What you should do ▸ Present each line of the entries below that holds the word "label".

Information given ▸

|---|

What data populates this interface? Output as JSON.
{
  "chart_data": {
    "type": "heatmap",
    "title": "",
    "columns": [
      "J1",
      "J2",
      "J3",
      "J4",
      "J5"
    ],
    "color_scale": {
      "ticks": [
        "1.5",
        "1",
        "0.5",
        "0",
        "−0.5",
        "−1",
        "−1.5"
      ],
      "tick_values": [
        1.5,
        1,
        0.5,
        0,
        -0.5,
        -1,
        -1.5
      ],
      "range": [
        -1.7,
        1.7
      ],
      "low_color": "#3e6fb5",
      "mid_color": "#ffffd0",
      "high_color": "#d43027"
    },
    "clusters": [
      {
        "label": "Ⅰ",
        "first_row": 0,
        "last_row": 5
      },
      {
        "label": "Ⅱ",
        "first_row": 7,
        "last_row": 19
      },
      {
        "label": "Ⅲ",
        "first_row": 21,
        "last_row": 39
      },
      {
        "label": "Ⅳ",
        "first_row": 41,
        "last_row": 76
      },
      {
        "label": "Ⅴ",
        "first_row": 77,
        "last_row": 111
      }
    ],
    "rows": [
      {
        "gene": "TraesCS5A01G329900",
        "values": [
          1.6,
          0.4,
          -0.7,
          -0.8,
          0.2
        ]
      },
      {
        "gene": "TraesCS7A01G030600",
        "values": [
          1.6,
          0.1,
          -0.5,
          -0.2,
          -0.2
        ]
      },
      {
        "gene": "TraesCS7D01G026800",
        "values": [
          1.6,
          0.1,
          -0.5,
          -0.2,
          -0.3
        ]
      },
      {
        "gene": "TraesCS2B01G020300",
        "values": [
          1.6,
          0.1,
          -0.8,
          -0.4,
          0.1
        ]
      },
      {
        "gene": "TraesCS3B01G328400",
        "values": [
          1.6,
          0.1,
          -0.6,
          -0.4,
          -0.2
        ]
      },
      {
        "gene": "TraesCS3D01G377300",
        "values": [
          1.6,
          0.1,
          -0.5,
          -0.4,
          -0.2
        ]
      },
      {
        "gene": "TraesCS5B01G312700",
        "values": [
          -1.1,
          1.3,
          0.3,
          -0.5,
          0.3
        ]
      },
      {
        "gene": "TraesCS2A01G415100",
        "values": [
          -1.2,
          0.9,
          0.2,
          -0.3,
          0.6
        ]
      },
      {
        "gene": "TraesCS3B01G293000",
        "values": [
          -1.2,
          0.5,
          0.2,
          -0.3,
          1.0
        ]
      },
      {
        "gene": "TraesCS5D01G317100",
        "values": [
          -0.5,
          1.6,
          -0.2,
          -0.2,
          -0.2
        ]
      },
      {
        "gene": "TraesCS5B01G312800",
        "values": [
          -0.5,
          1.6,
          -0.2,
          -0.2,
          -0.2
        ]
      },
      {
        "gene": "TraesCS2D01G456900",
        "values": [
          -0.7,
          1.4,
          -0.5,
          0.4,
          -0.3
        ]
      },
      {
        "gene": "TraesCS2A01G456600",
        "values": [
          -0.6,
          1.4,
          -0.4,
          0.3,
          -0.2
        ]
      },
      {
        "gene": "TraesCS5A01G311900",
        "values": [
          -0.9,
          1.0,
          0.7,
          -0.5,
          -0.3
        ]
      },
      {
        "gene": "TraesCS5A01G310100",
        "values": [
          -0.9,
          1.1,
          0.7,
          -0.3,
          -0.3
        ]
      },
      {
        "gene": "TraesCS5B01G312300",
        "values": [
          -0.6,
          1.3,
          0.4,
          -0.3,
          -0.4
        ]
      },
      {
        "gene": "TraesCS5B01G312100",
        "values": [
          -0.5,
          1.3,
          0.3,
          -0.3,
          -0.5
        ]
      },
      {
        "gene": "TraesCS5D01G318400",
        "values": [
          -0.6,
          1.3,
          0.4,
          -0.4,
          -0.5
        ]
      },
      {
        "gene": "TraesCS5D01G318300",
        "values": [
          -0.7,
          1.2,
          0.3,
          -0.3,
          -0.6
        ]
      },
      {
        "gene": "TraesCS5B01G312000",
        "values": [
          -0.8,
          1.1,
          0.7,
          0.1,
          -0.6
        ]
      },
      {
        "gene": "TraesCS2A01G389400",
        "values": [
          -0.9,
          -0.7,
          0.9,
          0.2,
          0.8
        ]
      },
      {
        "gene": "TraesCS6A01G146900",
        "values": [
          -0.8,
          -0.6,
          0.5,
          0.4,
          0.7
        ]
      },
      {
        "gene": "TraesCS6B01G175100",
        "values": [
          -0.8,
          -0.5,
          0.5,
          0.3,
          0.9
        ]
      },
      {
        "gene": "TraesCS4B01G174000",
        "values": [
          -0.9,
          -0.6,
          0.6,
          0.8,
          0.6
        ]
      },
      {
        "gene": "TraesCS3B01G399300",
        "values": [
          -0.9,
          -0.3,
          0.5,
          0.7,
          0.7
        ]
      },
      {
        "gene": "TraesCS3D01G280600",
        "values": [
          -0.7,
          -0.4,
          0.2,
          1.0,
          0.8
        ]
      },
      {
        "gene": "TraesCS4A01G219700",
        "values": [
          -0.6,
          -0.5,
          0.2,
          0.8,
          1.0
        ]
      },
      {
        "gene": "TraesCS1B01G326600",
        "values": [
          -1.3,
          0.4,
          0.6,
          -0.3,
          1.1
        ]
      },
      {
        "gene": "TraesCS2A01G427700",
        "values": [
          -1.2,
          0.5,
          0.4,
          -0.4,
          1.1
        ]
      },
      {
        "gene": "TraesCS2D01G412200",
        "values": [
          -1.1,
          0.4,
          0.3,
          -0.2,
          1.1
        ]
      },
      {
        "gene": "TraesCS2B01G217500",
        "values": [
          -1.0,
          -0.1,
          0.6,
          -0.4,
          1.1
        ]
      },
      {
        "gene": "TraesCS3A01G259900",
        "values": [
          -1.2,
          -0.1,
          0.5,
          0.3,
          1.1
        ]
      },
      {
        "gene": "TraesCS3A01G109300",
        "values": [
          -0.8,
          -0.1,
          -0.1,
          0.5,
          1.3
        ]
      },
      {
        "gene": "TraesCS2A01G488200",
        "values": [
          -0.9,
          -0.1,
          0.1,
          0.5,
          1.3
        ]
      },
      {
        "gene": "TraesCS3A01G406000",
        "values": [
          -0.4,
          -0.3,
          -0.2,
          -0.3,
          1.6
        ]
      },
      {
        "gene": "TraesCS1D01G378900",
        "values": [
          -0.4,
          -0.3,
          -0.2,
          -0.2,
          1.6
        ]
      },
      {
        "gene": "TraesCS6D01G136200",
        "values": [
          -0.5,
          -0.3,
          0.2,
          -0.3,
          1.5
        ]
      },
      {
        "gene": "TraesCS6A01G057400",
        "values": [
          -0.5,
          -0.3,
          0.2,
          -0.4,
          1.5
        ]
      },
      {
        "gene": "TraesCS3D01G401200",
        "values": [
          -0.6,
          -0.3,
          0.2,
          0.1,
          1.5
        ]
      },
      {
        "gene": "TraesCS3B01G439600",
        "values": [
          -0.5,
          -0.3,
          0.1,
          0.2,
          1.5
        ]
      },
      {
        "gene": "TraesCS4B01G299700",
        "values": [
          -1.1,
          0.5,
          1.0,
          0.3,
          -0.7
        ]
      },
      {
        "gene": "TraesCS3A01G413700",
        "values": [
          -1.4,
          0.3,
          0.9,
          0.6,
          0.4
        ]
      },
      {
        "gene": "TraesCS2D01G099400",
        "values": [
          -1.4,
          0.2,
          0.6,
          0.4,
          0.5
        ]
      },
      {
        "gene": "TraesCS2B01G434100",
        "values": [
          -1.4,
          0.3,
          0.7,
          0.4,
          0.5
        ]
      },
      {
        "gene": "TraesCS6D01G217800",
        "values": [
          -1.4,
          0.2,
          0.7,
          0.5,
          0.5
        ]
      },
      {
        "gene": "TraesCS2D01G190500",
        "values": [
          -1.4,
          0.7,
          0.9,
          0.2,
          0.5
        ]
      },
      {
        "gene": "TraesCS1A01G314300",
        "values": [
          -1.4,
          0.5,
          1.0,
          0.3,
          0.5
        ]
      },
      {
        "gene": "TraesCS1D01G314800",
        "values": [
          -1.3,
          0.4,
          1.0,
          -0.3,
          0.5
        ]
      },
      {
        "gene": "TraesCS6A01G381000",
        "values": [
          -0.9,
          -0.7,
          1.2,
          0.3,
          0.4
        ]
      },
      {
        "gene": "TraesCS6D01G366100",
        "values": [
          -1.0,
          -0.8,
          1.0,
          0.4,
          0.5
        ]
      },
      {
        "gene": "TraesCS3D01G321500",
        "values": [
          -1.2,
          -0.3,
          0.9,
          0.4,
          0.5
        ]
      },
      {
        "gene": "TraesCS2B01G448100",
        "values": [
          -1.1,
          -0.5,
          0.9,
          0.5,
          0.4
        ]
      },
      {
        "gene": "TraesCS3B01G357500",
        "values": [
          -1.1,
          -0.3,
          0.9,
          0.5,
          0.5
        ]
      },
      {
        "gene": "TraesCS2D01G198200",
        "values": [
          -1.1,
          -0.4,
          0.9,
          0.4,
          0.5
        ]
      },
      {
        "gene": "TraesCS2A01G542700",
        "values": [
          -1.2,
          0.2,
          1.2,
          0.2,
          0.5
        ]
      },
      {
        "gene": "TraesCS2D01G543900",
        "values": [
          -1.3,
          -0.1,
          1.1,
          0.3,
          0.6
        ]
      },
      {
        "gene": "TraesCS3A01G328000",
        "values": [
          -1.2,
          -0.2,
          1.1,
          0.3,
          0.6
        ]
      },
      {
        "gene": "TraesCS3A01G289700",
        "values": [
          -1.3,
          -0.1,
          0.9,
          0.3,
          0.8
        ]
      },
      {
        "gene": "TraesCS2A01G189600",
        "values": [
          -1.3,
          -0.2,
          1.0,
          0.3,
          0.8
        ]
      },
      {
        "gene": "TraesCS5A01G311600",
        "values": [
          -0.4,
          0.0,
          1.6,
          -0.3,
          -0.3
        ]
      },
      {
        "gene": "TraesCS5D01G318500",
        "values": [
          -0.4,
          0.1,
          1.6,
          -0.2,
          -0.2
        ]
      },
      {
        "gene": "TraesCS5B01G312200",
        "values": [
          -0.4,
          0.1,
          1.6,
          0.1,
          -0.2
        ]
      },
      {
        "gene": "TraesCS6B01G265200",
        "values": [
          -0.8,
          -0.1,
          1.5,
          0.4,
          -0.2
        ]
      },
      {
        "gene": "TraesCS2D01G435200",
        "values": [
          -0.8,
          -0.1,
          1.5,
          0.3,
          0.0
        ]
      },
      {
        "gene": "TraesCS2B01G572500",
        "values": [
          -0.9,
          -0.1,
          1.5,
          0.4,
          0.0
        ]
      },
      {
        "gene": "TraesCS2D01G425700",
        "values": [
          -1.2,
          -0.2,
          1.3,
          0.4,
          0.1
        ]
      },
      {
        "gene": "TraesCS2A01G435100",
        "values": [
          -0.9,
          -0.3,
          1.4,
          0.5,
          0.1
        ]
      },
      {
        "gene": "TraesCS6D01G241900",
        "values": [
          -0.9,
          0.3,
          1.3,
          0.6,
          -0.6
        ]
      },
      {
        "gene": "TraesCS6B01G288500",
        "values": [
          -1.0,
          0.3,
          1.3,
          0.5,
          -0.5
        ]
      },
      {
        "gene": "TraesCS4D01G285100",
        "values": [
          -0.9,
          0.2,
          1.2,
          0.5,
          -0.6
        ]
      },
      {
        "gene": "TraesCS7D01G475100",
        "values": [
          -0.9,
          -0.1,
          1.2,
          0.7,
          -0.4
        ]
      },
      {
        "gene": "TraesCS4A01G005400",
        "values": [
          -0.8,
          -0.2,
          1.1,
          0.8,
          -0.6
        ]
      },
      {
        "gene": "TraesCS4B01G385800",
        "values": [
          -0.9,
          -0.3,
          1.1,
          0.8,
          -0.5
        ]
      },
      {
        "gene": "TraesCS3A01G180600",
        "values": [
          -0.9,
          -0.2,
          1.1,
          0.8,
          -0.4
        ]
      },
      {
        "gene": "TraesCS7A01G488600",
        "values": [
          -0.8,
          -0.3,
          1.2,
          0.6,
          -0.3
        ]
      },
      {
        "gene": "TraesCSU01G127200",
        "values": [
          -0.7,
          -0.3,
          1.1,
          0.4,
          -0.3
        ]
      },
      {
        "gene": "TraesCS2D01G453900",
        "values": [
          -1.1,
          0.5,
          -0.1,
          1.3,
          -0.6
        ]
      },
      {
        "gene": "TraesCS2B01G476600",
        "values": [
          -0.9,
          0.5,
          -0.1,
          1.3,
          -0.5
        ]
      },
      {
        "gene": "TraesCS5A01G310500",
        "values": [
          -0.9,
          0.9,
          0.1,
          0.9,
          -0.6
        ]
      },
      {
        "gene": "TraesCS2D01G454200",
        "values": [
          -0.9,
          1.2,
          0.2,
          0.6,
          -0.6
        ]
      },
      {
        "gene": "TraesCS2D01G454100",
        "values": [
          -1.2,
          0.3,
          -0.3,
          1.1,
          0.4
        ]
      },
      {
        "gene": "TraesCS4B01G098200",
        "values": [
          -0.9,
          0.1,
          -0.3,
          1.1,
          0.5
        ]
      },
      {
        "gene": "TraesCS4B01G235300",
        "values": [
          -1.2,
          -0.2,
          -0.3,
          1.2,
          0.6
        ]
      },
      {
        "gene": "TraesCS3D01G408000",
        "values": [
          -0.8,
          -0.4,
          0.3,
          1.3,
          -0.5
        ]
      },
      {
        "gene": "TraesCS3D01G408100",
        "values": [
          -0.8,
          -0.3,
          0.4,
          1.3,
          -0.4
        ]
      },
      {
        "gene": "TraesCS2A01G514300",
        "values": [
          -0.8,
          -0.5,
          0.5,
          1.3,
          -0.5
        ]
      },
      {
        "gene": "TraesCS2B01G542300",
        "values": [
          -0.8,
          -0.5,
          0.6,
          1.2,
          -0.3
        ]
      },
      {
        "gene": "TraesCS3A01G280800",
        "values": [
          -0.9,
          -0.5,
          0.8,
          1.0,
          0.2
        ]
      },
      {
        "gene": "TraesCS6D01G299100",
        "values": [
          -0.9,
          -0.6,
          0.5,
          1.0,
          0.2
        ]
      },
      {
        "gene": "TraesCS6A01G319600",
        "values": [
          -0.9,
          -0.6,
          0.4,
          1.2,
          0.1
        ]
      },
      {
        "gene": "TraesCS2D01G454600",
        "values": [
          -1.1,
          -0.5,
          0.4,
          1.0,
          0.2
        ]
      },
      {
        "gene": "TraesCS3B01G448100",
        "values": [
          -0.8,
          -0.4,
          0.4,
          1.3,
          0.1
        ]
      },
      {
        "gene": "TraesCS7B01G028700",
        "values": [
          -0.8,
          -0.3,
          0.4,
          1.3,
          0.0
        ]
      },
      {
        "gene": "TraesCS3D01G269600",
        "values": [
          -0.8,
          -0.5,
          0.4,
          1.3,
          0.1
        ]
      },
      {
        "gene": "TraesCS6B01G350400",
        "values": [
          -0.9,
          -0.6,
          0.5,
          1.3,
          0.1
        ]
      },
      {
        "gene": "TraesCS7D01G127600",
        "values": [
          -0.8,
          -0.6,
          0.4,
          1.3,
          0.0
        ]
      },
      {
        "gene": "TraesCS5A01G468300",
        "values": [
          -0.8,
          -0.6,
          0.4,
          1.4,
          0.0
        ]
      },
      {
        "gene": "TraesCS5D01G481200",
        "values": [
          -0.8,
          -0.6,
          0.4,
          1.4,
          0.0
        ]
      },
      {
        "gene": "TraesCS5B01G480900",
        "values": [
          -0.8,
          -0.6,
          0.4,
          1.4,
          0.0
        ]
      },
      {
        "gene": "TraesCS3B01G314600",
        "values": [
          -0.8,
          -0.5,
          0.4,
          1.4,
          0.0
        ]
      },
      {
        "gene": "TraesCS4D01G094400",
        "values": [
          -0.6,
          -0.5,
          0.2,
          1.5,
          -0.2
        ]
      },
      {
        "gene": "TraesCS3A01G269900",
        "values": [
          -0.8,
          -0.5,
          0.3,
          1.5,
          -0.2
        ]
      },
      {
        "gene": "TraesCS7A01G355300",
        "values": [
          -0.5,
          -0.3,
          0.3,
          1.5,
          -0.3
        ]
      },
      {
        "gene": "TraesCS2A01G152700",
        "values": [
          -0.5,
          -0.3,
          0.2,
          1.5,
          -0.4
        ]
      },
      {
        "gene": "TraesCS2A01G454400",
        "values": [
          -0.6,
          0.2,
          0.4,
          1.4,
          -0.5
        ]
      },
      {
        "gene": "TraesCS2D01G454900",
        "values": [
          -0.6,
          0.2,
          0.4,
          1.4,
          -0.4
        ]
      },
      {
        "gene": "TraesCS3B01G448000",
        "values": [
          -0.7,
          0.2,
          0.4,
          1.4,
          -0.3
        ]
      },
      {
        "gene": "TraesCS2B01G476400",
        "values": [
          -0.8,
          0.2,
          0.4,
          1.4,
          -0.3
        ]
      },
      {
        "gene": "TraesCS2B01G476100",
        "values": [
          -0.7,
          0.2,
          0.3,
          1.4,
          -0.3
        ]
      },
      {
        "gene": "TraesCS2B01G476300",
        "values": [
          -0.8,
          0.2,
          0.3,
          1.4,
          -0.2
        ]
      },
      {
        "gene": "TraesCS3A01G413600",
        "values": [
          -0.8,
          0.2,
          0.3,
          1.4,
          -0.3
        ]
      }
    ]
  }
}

|---|

Completed task ▸
        "label": "Ⅰ",
        "label": "Ⅱ",
        "label": "Ⅲ",
        "label": "Ⅳ",
        "label": "Ⅴ",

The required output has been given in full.